**WRITTEN EXERCISE**.
From the records, pick out and copy each line containing "quanto".

# # #

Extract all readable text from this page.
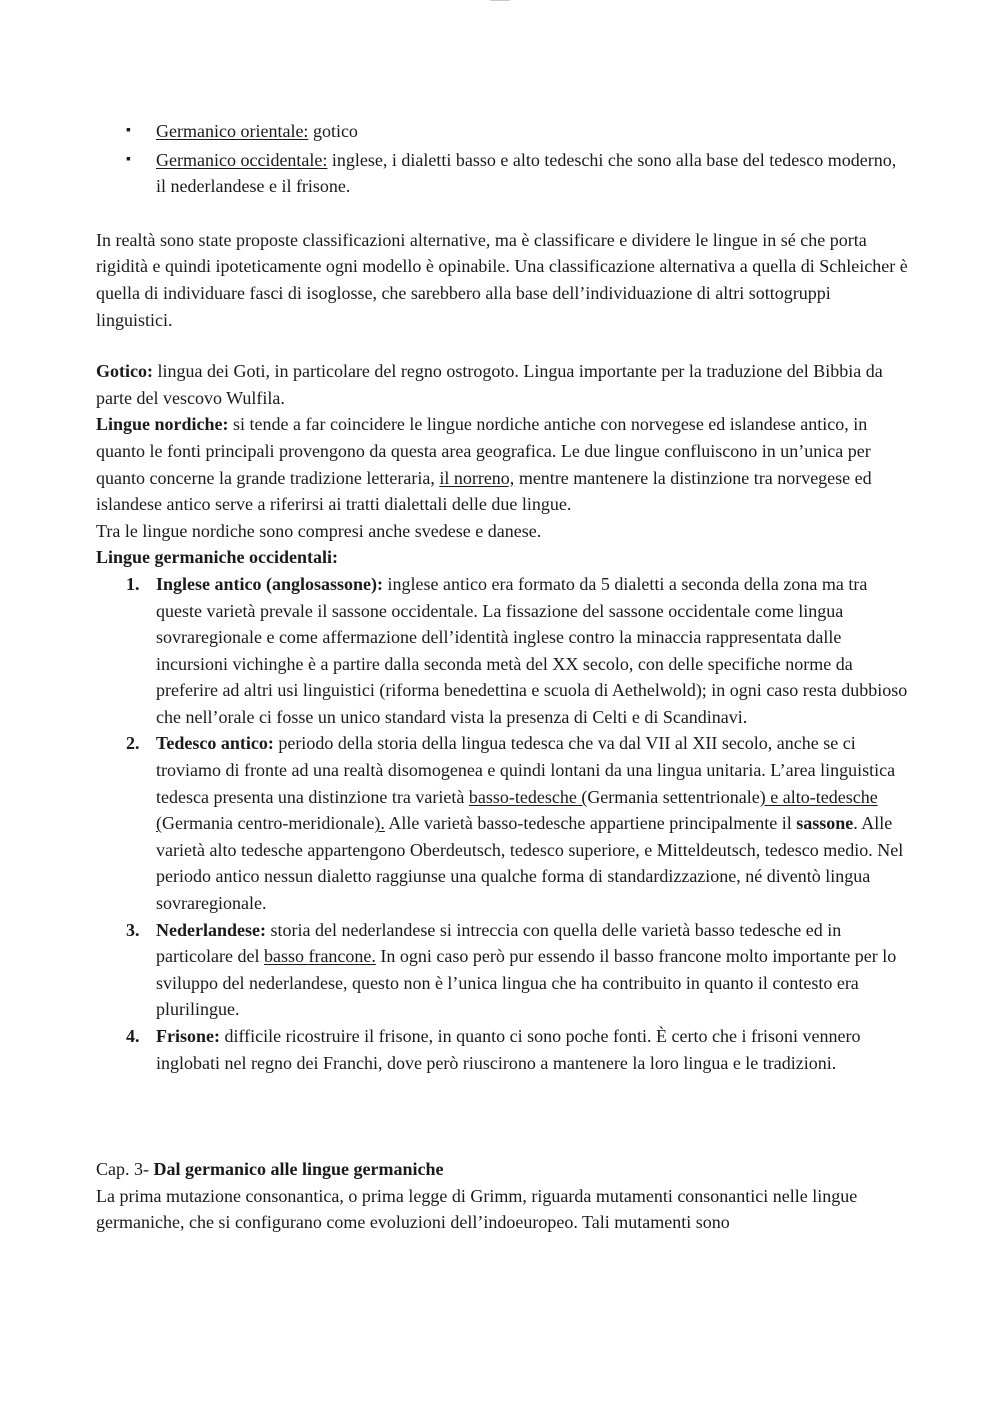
▪ Germanico orientale: gotico
▪ Germanico occidentale: inglese, i dialetti basso e alto tedeschi che sono alla base del tedesco moderno, il nederlandese e il frisone.

In realtà sono state proposte classificazioni alternative, ma è classificare e dividere le lingue in sé che porta rigidità e quindi ipoteticamente ogni modello è opinabile. Una classificazione alternativa a quella di Schleicher è quella di individuare fasci di isoglosse, che sarebbero alla base dell’individuazione di altri sottogruppi linguistici.

Gotico: lingua dei Goti, in particolare del regno ostrogoto. Lingua importante per la traduzione del Bibbia da parte del vescovo Wulfila.

Lingue nordiche: si tende a far coincidere le lingue nordiche antiche con norvegese ed islandese antico, in quanto le fonti principali provengono da questa area geografica. Le due lingue confluiscono in un’unica per quanto concerne la grande tradizione letteraria, il norreno, mentre mantenere la distinzione tra norvegese ed islandese antico serve a riferirsi ai tratti dialettali delle due lingue.

Tra le lingue nordiche sono compresi anche svedese e danese.

Lingue germaniche occidentali:

1. Inglese antico (anglosassone): inglese antico era formato da 5 dialetti a seconda della zona ma tra queste varietà prevale il sassone occidentale. La fissazione del sassone occidentale come lingua sovraregionale e come affermazione dell’identità inglese contro la minaccia rappresentata dalle incursioni vichinghe è a partire dalla seconda metà del XX secolo, con delle specifiche norme da preferire ad altri usi linguistici (riforma benedettina e scuola di Aethelwold); in ogni caso resta dubbioso che nell’orale ci fosse un unico standard vista la presenza di Celti e di Scandinavi.
2. Tedesco antico: periodo della storia della lingua tedesca che va dal VII al XII secolo, anche se ci troviamo di fronte ad una realtà disomogenea e quindi lontani da una lingua unitaria. L’area linguistica tedesca presenta una distinzione tra varietà basso-tedesche (Germania settentrionale) e alto-tedesche (Germania centro-meridionale). Alle varietà basso-tedesche appartiene principalmente il sassone. Alle varietà alto tedesche appartengono Oberdeutsch, tedesco superiore, e Mitteldeutsch, tedesco medio. Nel periodo antico nessun dialetto raggiunse una qualche forma di standardizzazione, né diventò lingua sovraregionale.
3. Nederlandese: storia del nederlandese si intreccia con quella delle varietà basso tedesche ed in particolare del basso francone. In ogni caso però pur essendo il basso francone molto importante per lo sviluppo del nederlandese, questo non è l’unica lingua che ha contribuito in quanto il contesto era plurilingue.
4. Frisone: difficile ricostruire il frisone, in quanto ci sono poche fonti. È certo che i frisoni vennero inglobati nel regno dei Franchi, dove però riuscirono a mantenere la loro lingua e le tradizioni.

Cap. 3- Dal germanico alle lingue germaniche

La prima mutazione consonantica, o prima legge di Grimm, riguarda mutamenti consonantici nelle lingue germaniche, che si configurano come evoluzioni dell’indoeuropeo. Tali mutamenti sono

# # #

**RESPONSE TO THIS EXERCISE**.
Lingue nordiche: si tende a far coincidere le lingue nordiche antiche con norvegese ed islandese antico, in quanto le fonti principali provengono da questa area geografica. Le due lingue confluiscono in un’unica per quanto concerne la grande tradizione letteraria, il norreno, mentre mantenere la distinzione tra norvegese ed islandese antico serve a riferirsi ai tratti dialettali delle due lingue.
3. Nederlandese: storia del nederlandese si intreccia con quella delle varietà basso tedesche ed in particolare del basso francone. In ogni caso però pur essendo il basso francone molto importante per lo sviluppo del nederlandese, questo non è l’unica lingua che ha contribuito in quanto il contesto era plurilingue.
4. Frisone: difficile ricostruire il frisone, in quanto ci sono poche fonti. È certo che i frisoni vennero inglobati nel regno dei Franchi, dove però riuscirono a mantenere la loro lingua e le tradizioni.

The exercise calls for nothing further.